**TASK TO COMPLETE:** In the data, extract each line that holds the string "title".

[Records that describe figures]
§

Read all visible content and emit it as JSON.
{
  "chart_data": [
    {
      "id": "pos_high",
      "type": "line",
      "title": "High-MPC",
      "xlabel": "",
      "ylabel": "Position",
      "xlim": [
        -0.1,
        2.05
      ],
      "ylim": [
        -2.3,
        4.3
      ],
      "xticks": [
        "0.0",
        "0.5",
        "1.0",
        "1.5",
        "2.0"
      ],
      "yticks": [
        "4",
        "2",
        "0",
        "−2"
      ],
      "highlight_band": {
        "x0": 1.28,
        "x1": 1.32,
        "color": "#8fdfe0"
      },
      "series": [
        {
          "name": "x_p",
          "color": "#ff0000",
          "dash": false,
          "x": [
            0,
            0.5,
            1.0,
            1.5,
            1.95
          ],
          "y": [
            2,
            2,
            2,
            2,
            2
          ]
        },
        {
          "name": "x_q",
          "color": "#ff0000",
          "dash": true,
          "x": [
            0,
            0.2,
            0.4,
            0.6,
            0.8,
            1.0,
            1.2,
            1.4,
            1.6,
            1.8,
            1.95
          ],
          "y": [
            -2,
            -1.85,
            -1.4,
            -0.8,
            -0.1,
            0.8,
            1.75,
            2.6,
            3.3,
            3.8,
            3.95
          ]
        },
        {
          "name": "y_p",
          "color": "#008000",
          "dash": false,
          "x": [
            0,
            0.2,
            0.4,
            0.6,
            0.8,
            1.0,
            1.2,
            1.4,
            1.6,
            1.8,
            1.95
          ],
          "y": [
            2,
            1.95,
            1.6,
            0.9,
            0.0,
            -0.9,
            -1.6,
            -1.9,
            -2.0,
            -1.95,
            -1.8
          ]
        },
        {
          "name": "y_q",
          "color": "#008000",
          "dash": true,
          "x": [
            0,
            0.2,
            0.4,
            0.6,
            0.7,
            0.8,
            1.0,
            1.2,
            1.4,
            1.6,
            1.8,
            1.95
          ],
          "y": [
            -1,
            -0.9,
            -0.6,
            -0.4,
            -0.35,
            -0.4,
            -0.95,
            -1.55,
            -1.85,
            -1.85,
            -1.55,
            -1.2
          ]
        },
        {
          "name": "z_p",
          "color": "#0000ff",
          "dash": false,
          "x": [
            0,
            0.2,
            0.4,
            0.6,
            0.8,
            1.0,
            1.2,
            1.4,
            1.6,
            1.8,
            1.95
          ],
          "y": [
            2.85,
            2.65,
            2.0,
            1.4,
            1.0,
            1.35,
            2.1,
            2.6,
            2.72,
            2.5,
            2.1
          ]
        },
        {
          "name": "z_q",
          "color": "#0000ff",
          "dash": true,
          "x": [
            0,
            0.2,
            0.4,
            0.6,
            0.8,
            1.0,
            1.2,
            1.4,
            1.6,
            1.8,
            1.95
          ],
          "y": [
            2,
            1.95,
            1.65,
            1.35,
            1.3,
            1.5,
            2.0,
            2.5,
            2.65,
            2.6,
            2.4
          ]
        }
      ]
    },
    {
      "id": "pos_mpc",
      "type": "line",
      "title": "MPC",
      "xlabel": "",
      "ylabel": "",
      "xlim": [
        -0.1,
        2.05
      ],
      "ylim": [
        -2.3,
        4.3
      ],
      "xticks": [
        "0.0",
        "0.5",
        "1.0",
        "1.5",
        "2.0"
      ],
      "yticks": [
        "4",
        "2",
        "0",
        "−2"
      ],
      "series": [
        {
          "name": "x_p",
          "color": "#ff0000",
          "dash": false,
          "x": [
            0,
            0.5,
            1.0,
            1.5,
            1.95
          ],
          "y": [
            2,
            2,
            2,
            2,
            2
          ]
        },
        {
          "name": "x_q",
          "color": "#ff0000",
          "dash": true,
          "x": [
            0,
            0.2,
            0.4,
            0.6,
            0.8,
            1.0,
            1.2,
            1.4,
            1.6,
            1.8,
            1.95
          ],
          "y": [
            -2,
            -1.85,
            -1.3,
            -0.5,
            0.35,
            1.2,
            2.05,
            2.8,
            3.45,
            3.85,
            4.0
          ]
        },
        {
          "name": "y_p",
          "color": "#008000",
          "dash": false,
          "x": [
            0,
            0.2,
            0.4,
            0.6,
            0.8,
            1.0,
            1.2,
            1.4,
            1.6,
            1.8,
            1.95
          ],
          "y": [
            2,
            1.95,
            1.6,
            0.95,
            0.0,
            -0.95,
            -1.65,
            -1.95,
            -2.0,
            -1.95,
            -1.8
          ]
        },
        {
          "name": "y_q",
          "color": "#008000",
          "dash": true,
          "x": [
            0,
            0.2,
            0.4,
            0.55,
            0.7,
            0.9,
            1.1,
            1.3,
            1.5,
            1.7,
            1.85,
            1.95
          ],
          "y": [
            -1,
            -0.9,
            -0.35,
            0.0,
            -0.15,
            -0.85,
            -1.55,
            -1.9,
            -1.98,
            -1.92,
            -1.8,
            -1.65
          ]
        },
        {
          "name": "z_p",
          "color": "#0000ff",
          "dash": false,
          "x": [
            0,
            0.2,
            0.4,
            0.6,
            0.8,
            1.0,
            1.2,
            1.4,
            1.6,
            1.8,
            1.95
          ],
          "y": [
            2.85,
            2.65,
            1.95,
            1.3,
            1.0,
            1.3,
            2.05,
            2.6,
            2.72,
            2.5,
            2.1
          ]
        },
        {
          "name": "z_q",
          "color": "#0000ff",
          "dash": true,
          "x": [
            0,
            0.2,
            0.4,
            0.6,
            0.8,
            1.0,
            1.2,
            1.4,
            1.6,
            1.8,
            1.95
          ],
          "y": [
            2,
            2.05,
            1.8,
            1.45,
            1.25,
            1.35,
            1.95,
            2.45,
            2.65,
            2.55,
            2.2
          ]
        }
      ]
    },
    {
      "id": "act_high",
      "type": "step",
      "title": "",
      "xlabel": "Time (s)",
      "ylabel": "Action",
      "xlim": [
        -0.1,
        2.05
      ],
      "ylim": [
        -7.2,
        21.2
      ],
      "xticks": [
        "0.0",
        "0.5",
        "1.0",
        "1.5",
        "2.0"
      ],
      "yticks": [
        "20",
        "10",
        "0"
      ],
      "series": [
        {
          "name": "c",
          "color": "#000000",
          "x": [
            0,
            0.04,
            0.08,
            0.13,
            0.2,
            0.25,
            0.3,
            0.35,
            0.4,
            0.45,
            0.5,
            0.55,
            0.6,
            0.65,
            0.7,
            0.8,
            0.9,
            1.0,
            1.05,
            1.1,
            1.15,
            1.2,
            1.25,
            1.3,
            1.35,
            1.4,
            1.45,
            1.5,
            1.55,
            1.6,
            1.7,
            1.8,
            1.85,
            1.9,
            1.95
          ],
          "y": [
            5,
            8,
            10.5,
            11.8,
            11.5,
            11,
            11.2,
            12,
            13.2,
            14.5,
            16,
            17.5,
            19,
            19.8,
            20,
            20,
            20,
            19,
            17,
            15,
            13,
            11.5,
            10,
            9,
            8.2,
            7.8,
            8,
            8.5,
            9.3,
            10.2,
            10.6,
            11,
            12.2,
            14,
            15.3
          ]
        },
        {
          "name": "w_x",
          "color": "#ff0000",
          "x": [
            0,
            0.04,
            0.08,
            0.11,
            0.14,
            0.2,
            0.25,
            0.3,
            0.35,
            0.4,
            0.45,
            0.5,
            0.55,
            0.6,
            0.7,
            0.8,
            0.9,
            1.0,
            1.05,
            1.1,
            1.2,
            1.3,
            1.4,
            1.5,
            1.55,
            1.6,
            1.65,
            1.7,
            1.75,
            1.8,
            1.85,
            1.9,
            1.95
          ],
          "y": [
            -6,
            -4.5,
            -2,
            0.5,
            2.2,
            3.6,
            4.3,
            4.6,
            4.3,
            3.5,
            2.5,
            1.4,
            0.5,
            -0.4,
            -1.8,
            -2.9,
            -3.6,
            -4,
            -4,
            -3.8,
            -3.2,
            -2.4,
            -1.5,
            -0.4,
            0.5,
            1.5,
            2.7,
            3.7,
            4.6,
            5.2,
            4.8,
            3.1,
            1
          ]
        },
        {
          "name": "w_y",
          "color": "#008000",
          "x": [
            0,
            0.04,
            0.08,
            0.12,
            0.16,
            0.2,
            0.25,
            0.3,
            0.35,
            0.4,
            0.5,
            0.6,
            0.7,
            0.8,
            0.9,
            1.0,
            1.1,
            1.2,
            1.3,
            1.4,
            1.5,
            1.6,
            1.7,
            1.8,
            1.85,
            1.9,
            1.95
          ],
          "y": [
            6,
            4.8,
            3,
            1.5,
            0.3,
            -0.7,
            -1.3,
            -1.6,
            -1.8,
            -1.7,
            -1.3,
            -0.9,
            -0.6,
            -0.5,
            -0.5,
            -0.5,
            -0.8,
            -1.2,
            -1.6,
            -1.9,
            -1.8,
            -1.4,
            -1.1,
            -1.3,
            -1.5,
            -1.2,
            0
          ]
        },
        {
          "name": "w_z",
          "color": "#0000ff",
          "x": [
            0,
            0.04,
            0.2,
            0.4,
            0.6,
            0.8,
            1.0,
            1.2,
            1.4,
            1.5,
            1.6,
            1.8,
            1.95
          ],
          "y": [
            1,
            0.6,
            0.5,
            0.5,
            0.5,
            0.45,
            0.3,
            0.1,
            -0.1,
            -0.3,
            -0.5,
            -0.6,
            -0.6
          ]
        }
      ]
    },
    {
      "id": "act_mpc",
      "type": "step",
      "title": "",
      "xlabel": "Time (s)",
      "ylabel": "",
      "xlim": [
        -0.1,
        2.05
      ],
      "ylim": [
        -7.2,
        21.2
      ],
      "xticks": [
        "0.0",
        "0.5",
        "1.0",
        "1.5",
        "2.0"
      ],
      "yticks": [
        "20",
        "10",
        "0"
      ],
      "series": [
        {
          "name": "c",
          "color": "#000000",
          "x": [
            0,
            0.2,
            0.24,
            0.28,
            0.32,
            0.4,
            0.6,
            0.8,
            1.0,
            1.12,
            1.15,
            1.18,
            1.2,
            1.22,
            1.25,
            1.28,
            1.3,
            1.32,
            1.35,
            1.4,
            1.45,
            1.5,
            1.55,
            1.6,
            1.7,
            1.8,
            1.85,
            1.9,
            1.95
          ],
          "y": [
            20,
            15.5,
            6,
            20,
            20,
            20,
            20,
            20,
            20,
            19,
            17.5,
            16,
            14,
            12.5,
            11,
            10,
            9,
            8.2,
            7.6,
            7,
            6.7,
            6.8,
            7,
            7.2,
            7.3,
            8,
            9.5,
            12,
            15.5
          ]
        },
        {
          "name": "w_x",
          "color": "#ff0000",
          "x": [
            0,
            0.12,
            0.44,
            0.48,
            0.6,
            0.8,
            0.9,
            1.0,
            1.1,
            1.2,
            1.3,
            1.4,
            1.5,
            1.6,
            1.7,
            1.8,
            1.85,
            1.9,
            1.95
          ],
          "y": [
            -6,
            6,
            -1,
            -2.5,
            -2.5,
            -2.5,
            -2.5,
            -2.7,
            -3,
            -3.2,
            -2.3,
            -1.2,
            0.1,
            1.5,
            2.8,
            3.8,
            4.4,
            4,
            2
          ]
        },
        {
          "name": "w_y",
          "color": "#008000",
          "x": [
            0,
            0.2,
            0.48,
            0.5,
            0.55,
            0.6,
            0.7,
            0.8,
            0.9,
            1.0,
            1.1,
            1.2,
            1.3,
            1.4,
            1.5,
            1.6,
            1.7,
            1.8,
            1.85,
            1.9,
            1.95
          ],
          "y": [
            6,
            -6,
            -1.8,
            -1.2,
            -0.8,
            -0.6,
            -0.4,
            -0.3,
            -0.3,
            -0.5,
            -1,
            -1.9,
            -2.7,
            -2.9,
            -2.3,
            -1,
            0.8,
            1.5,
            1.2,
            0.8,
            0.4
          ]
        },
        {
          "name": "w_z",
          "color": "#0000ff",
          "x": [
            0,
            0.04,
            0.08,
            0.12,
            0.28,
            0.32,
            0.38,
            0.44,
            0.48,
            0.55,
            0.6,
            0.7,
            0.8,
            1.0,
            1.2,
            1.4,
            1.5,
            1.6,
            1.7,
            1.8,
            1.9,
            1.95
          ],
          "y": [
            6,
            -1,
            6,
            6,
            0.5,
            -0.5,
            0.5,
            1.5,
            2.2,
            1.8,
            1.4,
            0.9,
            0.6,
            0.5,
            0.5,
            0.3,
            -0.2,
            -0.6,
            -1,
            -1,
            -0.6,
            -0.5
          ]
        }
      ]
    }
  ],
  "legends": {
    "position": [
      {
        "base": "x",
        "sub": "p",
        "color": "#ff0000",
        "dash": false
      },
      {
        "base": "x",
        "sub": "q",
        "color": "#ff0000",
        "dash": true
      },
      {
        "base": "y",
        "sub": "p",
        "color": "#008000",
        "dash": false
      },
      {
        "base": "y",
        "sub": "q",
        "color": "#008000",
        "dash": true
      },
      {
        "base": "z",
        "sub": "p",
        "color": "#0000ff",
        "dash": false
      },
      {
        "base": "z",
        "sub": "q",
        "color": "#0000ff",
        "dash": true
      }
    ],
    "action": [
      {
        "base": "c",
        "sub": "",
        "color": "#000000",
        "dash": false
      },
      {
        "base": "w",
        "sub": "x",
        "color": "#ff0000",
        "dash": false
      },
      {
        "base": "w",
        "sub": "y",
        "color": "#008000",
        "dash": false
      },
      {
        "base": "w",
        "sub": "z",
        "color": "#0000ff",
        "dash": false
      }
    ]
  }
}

§

**EXERCISE RESPONSE:**
      "title": "High-MPC",
      "title": "MPC",
      "title": "",
      "title": "",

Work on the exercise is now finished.